WHAT THE TASK REQUIRES. Can you give every line of the listing below as a JSON list of strings, one string per line, with blank lines and pictures left out?

DATA ENTRIES.

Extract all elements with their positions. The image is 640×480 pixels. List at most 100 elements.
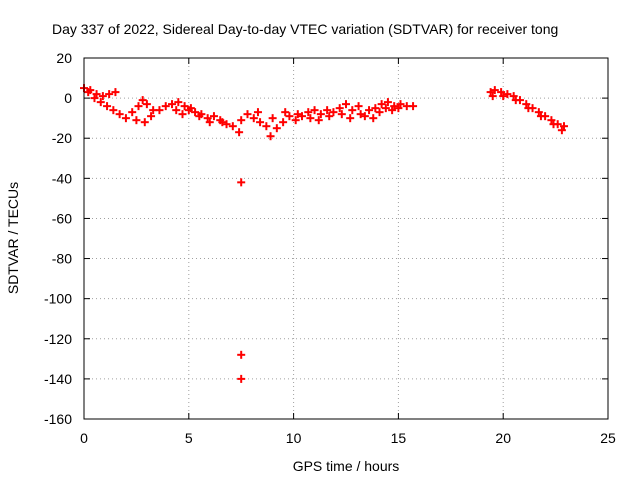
data-point bbox=[383, 98, 392, 107]
data-point bbox=[218, 118, 227, 127]
data-point bbox=[279, 118, 288, 127]
x-axis-ticks: 0 5 10 15 20 25 bbox=[80, 58, 616, 446]
data-point bbox=[237, 374, 246, 383]
data-point bbox=[92, 90, 101, 99]
y-tick-label: 20 bbox=[56, 50, 72, 66]
data-point bbox=[409, 102, 418, 111]
data-point bbox=[524, 104, 533, 113]
data-point bbox=[180, 102, 189, 111]
x-tick-label: 10 bbox=[286, 430, 302, 446]
data-point bbox=[365, 106, 374, 115]
y-axis-label: SDTVAR / TECUs bbox=[5, 182, 21, 294]
data-point bbox=[237, 350, 246, 359]
data-point bbox=[105, 90, 114, 99]
data-point bbox=[354, 102, 363, 111]
data-point bbox=[388, 106, 397, 115]
data-point bbox=[109, 106, 118, 115]
data-point bbox=[174, 98, 183, 107]
chart-title: Day 337 of 2022, Sidereal Day-to-day VTE… bbox=[52, 21, 558, 37]
data-point bbox=[178, 110, 187, 119]
data-point bbox=[253, 108, 262, 117]
data-point bbox=[98, 92, 107, 101]
data-point bbox=[335, 104, 344, 113]
data-point bbox=[522, 100, 531, 109]
data-point bbox=[490, 86, 499, 95]
y-tick-label: -80 bbox=[52, 251, 72, 267]
data-point bbox=[256, 118, 265, 127]
data-point bbox=[262, 122, 271, 131]
data-point bbox=[534, 108, 543, 117]
y-tick-label: -40 bbox=[52, 170, 72, 186]
data-point bbox=[557, 126, 566, 135]
x-tick-label: 25 bbox=[600, 430, 616, 446]
data-point bbox=[121, 114, 130, 123]
data-point bbox=[394, 104, 403, 113]
data-point bbox=[191, 108, 200, 117]
data-point bbox=[486, 88, 495, 97]
data-point bbox=[390, 102, 399, 111]
data-point bbox=[511, 96, 520, 105]
y-tick-label: -140 bbox=[44, 371, 72, 387]
data-point bbox=[329, 108, 338, 117]
data-point bbox=[111, 88, 120, 97]
data-point bbox=[140, 118, 149, 127]
data-point bbox=[285, 112, 294, 121]
data-point bbox=[272, 124, 281, 133]
data-point bbox=[304, 108, 313, 117]
data-point bbox=[134, 102, 143, 111]
data-point bbox=[316, 110, 325, 119]
data-point bbox=[243, 110, 252, 119]
data-point bbox=[369, 114, 378, 123]
data-point bbox=[142, 100, 151, 109]
data-point bbox=[497, 88, 506, 97]
data-point bbox=[132, 116, 141, 125]
data-point bbox=[348, 106, 357, 115]
data-point bbox=[314, 116, 323, 125]
x-axis-label: GPS time / hours bbox=[293, 458, 400, 474]
data-point bbox=[96, 98, 105, 107]
y-tick-label: 0 bbox=[64, 90, 72, 106]
x-tick-label: 20 bbox=[495, 430, 511, 446]
plot-border bbox=[83, 57, 609, 420]
data-point bbox=[237, 178, 246, 187]
data-point bbox=[297, 112, 306, 121]
data-point bbox=[186, 104, 195, 113]
data-point bbox=[342, 100, 350, 109]
data-point bbox=[266, 132, 275, 141]
data-point bbox=[381, 104, 390, 113]
data-point bbox=[209, 112, 218, 121]
y-tick-label: -120 bbox=[44, 331, 72, 347]
data-point bbox=[337, 110, 346, 119]
data-point bbox=[509, 92, 518, 101]
x-tick-label: 5 bbox=[185, 430, 193, 446]
data-point bbox=[237, 116, 246, 125]
y-axis-ticks: 20 0 -20 -40 -60 -80 -100 -120 -140 -160 bbox=[44, 50, 608, 427]
data-point bbox=[360, 112, 369, 121]
data-point bbox=[356, 110, 365, 119]
data-point bbox=[559, 122, 568, 131]
data-point bbox=[396, 100, 405, 109]
data-point bbox=[503, 90, 512, 99]
data-point bbox=[168, 100, 177, 109]
data-point bbox=[195, 112, 204, 121]
data-point bbox=[291, 116, 300, 125]
data-point bbox=[103, 102, 112, 111]
data-point bbox=[147, 112, 156, 121]
data-point bbox=[499, 92, 508, 101]
data-point bbox=[268, 114, 277, 123]
data-point bbox=[281, 108, 290, 117]
data-point bbox=[346, 114, 355, 123]
data-point bbox=[371, 104, 380, 113]
data-point bbox=[161, 102, 170, 111]
x-tick-label: 15 bbox=[391, 430, 407, 446]
x-tick-label: 0 bbox=[80, 430, 88, 446]
data-point bbox=[155, 106, 164, 115]
data-points bbox=[80, 84, 568, 383]
data-point bbox=[128, 108, 137, 117]
data-point bbox=[375, 108, 384, 117]
y-tick-label: -60 bbox=[52, 210, 72, 226]
y-tick-label: -20 bbox=[52, 130, 72, 146]
data-point bbox=[377, 100, 386, 109]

WORKED ANSWER.
[
  "Extract all elements with their positions. The image is 640×480 pixels. List at most 100 elements.",
  "data-point bbox=[383, 98, 392, 107]",
  "data-point bbox=[218, 118, 227, 127]",
  "data-point bbox=[279, 118, 288, 127]",
  "x-axis-ticks: 0 5 10 15 20 25 bbox=[80, 58, 616, 446]",
  "data-point bbox=[237, 374, 246, 383]",
  "data-point bbox=[92, 90, 101, 99]",
  "y-tick-label: 20 bbox=[56, 50, 72, 66]",
  "data-point bbox=[409, 102, 418, 111]",
  "data-point bbox=[524, 104, 533, 113]",
  "data-point bbox=[180, 102, 189, 111]",
  "x-tick-label: 10 bbox=[286, 430, 302, 446]",
  "data-point bbox=[365, 106, 374, 115]",
  "y-axis-label: SDTVAR / TECUs bbox=[5, 182, 21, 294]",
  "data-point bbox=[237, 350, 246, 359]",
  "data-point bbox=[105, 90, 114, 99]",
  "data-point bbox=[354, 102, 363, 111]",
  "data-point bbox=[388, 106, 397, 115]",
  "data-point bbox=[109, 106, 118, 115]",
  "data-point bbox=[174, 98, 183, 107]",
  "chart-title: Day 337 of 2022, Sidereal Day-to-day VTE… bbox=[52, 21, 558, 37]",
  "data-point bbox=[178, 110, 187, 119]",
  "data-point bbox=[253, 108, 262, 117]",
  "data-point bbox=[98, 92, 107, 101]",
  "data-point bbox=[335, 104, 344, 113]",
  "data-point bbox=[522, 100, 531, 109]",
  "data-point bbox=[490, 86, 499, 95]",
  "y-tick-label: -80 bbox=[52, 251, 72, 267]",
  "data-point bbox=[256, 118, 265, 127]",
  "data-point bbox=[262, 122, 271, 131]",
  "data-point bbox=[534, 108, 543, 117]",
  "y-tick-label: -40 bbox=[52, 170, 72, 186]",
  "data-point bbox=[557, 126, 566, 135]",
  "x-tick-label: 25 bbox=[600, 430, 616, 446]",
  "data-point bbox=[121, 114, 130, 123]",
  "data-point bbox=[394, 104, 403, 113]",
  "data-point bbox=[191, 108, 200, 117]",
  "data-point bbox=[486, 88, 495, 97]",
  "data-point bbox=[390, 102, 399, 111]",
  "data-point bbox=[511, 96, 520, 105]",
  "y-tick-label: -140 bbox=[44, 371, 72, 387]",
  "data-point bbox=[329, 108, 338, 117]",
  "data-point bbox=[111, 88, 120, 97]",
  "data-point bbox=[140, 118, 149, 127]",
  "data-point bbox=[285, 112, 294, 121]",
  "data-point bbox=[272, 124, 281, 133]",
  "data-point bbox=[304, 108, 313, 117]",
  "data-point bbox=[134, 102, 143, 111]",
  "data-point bbox=[316, 110, 325, 119]",
  "data-point bbox=[243, 110, 252, 119]",
  "data-point bbox=[369, 114, 378, 123]",
  "data-point bbox=[142, 100, 151, 109]",
  "data-point bbox=[497, 88, 506, 97]",
  "data-point bbox=[132, 116, 141, 125]",
  "data-point bbox=[348, 106, 357, 115]",
  "data-point bbox=[314, 116, 323, 125]",
  "x-axis-label: GPS time / hours bbox=[293, 458, 400, 474]",
  "data-point bbox=[96, 98, 105, 107]",
  "y-tick-label: 0 bbox=[64, 90, 72, 106]",
  "x-tick-label: 20 bbox=[495, 430, 511, 446]",
  "plot-border bbox=[83, 57, 609, 420]",
  "data-point bbox=[237, 178, 246, 187]",
  "data-point bbox=[297, 112, 306, 121]",
  "data-point bbox=[186, 104, 195, 113]",
  "data-point bbox=[342, 100, 350, 109]",
  "data-point bbox=[266, 132, 275, 141]",
  "data-point bbox=[381, 104, 390, 113]",
  "data-point bbox=[209, 112, 218, 121]",
  "y-tick-label: -120 bbox=[44, 331, 72, 347]",
  "data-point bbox=[337, 110, 346, 119]",
  "data-point bbox=[509, 92, 518, 101]",
  "x-tick-label: 5 bbox=[185, 430, 193, 446]",
  "data-point bbox=[237, 116, 246, 125]",
  "y-axis-ticks: 20 0 -20 -40 -60 -80 -100 -120 -140 -160 bbox=[44, 50, 608, 427]",
  "data-point bbox=[360, 112, 369, 121]",
  "data-point bbox=[356, 110, 365, 119]",
  "data-point bbox=[559, 122, 568, 131]",
  "data-point bbox=[396, 100, 405, 109]",
  "data-point bbox=[503, 90, 512, 99]",
  "data-point bbox=[168, 100, 177, 109]",
  "data-point bbox=[195, 112, 204, 121]",
  "data-point bbox=[291, 116, 300, 125]",
  "data-point bbox=[103, 102, 112, 111]",
  "data-point bbox=[147, 112, 156, 121]",
  "data-point bbox=[499, 92, 508, 101]",
  "data-point bbox=[268, 114, 277, 123]",
  "data-point bbox=[281, 108, 290, 117]",
  "data-point bbox=[346, 114, 355, 123]",
  "data-point bbox=[371, 104, 380, 113]",
  "data-point bbox=[161, 102, 170, 111]",
  "x-tick-label: 15 bbox=[391, 430, 407, 446]",
  "x-tick-label: 0 bbox=[80, 430, 88, 446]",
  "data-point bbox=[155, 106, 164, 115]",
  "data-points bbox=[80, 84, 568, 383]",
  "data-point bbox=[128, 108, 137, 117]",
  "data-point bbox=[375, 108, 384, 117]",
  "y-tick-label: -60 bbox=[52, 210, 72, 226]",
  "y-tick-label: -20 bbox=[52, 130, 72, 146]",
  "data-point bbox=[377, 100, 386, 109]"
]